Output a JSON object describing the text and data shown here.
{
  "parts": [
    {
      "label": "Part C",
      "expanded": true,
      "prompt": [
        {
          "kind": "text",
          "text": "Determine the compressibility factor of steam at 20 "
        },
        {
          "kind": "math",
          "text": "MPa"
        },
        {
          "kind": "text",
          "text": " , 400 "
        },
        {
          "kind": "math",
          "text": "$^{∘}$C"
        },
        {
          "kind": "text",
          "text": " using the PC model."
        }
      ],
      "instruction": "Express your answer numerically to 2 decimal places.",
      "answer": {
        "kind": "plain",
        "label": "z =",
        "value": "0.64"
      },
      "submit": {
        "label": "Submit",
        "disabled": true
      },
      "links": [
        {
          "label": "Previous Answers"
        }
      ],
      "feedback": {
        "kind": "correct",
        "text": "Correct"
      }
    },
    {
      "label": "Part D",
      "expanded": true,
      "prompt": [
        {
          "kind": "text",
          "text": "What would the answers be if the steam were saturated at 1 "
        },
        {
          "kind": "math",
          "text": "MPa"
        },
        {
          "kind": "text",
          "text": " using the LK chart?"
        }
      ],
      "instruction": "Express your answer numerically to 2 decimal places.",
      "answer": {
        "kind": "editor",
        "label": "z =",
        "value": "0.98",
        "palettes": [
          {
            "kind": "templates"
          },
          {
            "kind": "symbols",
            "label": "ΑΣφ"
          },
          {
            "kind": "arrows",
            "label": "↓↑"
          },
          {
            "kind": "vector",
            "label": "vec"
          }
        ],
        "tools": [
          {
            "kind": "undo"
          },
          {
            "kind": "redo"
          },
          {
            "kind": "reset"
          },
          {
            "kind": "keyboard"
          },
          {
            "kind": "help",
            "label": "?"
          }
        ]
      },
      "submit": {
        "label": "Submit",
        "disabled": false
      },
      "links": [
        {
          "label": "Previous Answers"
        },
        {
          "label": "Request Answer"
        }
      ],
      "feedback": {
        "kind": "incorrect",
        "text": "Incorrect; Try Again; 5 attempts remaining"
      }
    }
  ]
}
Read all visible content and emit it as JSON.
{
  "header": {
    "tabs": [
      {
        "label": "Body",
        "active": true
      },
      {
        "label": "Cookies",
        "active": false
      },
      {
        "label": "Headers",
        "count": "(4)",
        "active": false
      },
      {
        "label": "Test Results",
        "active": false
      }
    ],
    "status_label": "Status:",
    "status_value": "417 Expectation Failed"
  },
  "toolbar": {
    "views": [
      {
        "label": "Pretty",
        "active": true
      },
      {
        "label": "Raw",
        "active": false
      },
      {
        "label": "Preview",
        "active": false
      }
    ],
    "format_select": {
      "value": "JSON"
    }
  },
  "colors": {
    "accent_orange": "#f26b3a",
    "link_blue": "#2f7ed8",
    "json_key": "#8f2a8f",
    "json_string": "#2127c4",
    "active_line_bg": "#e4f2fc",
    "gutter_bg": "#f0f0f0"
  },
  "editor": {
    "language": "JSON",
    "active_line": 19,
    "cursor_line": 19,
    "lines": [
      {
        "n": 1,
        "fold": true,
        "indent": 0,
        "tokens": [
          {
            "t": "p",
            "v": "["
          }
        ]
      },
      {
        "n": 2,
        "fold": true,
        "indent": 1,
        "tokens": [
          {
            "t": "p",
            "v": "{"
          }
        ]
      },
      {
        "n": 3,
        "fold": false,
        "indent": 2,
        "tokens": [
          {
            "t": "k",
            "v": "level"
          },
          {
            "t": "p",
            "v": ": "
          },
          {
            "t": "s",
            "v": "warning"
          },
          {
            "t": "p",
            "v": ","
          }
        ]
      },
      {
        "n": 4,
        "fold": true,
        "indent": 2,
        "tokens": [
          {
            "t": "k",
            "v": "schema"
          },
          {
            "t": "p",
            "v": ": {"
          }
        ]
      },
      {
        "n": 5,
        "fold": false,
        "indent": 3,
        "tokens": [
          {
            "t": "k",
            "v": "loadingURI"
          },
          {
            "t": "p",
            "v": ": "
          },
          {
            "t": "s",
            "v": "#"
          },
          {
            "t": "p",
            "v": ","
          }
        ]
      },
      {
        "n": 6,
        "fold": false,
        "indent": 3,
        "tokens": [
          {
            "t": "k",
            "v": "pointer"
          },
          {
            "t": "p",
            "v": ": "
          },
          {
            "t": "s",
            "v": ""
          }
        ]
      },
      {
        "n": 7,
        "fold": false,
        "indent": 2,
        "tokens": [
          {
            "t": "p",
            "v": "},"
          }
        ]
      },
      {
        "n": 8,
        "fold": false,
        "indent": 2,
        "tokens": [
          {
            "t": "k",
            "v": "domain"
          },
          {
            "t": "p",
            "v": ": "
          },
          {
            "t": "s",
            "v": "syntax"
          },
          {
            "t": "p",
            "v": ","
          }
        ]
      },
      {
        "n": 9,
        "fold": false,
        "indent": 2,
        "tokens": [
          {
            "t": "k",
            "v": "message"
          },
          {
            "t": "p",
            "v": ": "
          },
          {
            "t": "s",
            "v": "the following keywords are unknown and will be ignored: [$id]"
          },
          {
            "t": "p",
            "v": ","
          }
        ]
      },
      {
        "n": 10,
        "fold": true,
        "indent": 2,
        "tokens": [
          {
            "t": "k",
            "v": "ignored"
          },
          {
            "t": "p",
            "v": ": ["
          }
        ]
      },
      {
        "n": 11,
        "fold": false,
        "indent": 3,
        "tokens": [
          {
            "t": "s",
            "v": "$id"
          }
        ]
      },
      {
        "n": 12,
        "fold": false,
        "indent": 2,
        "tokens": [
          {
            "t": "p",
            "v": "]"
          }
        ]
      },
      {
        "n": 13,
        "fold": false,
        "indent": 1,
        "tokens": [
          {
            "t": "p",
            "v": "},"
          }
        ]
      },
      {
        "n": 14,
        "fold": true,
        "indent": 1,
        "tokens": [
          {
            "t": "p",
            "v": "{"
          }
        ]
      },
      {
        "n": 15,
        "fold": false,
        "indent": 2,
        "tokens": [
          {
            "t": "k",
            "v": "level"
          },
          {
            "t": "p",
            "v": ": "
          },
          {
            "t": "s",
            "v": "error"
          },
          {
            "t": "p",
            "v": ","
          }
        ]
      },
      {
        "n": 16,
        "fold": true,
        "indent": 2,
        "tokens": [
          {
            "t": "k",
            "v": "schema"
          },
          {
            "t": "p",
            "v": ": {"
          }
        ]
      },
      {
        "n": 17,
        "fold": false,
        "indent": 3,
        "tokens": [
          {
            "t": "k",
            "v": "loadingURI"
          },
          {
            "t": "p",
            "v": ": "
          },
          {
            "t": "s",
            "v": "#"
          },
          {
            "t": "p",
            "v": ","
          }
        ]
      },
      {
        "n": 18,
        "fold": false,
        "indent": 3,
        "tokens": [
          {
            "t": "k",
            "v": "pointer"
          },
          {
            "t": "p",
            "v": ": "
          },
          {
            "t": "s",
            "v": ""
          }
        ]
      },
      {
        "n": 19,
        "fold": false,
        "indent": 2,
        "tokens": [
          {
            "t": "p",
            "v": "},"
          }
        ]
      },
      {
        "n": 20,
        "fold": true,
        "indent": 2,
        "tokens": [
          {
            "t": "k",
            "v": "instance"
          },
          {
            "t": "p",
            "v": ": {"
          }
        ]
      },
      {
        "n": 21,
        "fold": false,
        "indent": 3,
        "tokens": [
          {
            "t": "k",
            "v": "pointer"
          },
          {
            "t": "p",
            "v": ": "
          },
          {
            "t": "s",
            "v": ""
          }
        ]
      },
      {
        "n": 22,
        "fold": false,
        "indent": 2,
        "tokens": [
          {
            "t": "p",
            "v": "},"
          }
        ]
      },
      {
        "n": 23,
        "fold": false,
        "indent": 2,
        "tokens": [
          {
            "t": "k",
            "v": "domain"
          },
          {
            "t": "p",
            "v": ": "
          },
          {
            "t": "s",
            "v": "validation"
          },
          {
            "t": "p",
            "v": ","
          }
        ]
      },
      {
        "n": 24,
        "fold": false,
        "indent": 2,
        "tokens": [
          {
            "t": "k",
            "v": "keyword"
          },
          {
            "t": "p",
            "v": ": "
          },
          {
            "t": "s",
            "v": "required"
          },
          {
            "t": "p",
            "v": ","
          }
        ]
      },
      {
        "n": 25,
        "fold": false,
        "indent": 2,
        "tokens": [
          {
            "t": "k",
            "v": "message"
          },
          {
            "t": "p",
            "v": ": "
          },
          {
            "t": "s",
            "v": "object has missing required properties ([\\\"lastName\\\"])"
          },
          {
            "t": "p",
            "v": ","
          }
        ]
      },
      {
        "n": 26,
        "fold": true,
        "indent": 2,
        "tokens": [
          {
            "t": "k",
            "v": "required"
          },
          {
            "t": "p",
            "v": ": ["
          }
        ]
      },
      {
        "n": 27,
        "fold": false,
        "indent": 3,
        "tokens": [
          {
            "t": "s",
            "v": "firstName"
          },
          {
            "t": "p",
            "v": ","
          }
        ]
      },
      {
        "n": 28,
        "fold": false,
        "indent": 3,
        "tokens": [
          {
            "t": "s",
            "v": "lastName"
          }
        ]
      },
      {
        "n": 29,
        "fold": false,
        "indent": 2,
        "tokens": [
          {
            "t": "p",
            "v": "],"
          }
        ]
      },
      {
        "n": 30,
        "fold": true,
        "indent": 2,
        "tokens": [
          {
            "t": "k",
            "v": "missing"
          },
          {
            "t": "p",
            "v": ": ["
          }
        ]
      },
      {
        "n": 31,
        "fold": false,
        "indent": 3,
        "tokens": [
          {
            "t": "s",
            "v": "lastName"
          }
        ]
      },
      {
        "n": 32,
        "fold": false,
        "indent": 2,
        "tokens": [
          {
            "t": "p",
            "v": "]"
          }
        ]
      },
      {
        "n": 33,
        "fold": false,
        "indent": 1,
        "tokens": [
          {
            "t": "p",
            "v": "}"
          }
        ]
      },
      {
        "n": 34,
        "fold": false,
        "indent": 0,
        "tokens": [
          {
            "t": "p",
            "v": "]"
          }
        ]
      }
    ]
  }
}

* What needs to be done
Find the lines holding "steam" and list every one.

* Correct answer
          "text": "Determine the compressibility factor of steam at 20 "
          "text": "What would the answers be if the steam were saturated at 1 "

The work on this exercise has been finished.